State how many lines of the listing below include the word "name". Give only the number.
══ Data shown ══
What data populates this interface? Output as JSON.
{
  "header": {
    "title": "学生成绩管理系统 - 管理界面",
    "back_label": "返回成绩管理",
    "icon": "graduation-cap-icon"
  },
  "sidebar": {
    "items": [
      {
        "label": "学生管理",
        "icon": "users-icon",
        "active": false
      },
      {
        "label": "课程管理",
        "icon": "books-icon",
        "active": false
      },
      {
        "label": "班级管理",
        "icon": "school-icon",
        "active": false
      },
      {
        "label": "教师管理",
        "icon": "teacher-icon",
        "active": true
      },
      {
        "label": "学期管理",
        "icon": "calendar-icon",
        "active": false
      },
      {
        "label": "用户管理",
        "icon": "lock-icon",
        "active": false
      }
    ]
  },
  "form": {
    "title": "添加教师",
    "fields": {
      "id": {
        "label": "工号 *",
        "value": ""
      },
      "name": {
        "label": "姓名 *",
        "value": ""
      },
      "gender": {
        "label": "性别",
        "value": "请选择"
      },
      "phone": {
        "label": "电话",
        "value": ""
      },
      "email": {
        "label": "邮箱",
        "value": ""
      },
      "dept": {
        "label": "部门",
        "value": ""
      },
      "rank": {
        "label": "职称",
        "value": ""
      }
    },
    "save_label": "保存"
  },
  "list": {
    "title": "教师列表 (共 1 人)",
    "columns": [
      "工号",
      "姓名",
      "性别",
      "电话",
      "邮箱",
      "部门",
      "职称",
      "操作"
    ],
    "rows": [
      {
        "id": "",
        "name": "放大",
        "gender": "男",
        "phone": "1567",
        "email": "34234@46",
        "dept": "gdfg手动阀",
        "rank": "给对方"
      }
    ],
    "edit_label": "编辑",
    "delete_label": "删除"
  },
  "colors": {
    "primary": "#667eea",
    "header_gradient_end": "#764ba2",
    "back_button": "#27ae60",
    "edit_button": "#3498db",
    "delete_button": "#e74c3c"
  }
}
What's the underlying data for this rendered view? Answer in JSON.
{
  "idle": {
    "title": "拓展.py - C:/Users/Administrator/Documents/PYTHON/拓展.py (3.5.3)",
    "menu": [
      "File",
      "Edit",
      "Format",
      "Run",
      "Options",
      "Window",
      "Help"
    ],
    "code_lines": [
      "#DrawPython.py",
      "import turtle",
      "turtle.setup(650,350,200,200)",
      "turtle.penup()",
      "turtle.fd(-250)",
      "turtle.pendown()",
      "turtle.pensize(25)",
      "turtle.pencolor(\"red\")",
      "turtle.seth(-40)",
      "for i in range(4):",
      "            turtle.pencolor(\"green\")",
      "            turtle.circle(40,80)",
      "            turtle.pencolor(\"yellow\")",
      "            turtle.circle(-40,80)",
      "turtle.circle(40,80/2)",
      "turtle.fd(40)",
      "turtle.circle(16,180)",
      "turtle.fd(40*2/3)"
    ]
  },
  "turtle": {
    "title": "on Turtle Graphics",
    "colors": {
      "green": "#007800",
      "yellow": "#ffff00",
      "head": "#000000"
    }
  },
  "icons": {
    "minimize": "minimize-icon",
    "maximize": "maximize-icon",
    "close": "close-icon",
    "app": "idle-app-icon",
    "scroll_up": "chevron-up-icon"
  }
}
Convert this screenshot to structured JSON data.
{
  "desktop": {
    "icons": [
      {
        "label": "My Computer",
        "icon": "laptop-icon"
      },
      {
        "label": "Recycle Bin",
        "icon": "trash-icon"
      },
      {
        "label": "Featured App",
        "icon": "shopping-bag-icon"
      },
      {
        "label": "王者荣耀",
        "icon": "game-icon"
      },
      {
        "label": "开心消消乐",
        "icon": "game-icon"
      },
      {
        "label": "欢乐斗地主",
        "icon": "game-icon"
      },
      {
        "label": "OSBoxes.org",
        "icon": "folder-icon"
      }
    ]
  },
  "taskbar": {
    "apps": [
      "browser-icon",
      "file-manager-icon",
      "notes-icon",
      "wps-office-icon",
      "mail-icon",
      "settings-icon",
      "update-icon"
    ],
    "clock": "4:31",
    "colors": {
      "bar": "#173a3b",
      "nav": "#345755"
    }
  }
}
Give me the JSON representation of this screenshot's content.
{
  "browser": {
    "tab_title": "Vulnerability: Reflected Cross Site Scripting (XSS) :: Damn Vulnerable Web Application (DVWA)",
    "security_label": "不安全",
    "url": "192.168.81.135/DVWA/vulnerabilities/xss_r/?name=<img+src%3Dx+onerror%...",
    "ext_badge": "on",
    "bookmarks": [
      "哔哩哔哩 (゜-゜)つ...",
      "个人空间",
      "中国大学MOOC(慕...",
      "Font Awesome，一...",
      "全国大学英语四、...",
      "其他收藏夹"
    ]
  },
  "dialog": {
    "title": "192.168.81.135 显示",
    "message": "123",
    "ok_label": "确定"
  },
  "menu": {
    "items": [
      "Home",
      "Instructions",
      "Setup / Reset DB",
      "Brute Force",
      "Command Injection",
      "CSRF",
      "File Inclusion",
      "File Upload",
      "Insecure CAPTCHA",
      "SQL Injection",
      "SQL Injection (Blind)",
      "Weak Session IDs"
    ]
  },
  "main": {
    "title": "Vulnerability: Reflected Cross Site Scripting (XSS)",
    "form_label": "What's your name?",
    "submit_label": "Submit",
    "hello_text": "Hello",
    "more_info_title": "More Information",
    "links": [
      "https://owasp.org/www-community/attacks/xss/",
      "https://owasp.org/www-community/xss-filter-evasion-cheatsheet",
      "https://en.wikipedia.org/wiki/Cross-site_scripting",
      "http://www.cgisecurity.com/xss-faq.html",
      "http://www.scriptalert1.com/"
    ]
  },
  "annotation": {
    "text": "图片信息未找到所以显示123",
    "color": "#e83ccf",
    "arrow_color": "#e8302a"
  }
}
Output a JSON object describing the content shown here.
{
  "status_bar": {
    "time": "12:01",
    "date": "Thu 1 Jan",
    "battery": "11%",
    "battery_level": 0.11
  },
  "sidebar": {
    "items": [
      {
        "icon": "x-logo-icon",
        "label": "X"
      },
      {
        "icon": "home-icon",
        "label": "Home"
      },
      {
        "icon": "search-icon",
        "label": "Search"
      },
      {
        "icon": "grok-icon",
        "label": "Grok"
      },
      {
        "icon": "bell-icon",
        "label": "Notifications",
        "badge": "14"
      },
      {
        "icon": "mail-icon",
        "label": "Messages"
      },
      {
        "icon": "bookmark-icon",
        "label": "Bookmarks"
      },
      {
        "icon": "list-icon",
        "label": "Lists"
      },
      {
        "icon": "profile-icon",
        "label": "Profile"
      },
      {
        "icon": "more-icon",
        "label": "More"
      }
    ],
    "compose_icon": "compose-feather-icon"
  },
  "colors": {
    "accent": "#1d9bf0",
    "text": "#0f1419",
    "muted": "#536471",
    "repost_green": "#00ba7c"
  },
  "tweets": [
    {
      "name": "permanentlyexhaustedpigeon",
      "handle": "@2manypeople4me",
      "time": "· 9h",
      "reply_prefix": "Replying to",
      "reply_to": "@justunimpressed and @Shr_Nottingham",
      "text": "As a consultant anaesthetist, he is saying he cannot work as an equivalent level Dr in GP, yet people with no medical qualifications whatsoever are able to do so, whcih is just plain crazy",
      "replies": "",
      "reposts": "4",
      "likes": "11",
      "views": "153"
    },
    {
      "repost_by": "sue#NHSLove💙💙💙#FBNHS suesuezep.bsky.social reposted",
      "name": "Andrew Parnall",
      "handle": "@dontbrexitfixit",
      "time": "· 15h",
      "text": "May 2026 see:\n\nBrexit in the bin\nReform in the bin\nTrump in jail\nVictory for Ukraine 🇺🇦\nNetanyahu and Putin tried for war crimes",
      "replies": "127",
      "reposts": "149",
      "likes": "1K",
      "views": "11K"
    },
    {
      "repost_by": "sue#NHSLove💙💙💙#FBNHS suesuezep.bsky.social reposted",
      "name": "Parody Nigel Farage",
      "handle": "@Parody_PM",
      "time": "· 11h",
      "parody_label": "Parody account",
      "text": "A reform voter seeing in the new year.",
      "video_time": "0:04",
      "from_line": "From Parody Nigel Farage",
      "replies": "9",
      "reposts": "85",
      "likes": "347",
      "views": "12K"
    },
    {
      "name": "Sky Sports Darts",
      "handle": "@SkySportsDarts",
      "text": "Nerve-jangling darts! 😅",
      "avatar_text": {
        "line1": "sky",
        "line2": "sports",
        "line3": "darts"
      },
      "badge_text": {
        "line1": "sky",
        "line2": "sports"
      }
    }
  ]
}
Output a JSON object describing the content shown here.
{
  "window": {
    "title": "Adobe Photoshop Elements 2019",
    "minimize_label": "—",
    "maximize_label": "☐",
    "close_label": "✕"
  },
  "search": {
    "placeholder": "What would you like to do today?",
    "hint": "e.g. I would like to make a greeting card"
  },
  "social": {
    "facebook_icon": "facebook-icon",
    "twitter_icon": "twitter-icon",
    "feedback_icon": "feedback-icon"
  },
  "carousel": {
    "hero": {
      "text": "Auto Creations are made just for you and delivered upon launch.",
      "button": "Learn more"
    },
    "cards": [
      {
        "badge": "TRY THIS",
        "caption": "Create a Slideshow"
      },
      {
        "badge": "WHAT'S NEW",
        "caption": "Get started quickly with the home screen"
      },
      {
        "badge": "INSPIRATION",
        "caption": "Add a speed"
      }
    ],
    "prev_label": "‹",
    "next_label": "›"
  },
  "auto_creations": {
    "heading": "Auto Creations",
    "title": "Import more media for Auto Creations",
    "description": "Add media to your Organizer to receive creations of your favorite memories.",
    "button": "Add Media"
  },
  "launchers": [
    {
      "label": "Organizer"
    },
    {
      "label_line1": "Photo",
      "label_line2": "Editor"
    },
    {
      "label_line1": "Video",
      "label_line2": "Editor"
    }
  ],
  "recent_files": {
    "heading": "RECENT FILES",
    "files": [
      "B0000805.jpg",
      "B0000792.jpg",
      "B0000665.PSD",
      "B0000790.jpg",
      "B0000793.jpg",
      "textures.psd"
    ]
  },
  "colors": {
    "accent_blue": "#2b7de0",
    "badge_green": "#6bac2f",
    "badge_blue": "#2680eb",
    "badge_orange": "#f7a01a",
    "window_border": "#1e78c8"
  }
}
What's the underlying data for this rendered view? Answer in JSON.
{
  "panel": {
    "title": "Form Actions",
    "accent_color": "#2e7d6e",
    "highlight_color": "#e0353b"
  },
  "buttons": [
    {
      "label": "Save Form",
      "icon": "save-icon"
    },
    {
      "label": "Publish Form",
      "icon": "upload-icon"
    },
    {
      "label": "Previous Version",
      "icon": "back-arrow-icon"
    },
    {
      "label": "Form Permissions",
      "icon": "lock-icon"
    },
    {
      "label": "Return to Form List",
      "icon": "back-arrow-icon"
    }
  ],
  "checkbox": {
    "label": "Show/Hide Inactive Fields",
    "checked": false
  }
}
═══
_Output_:
8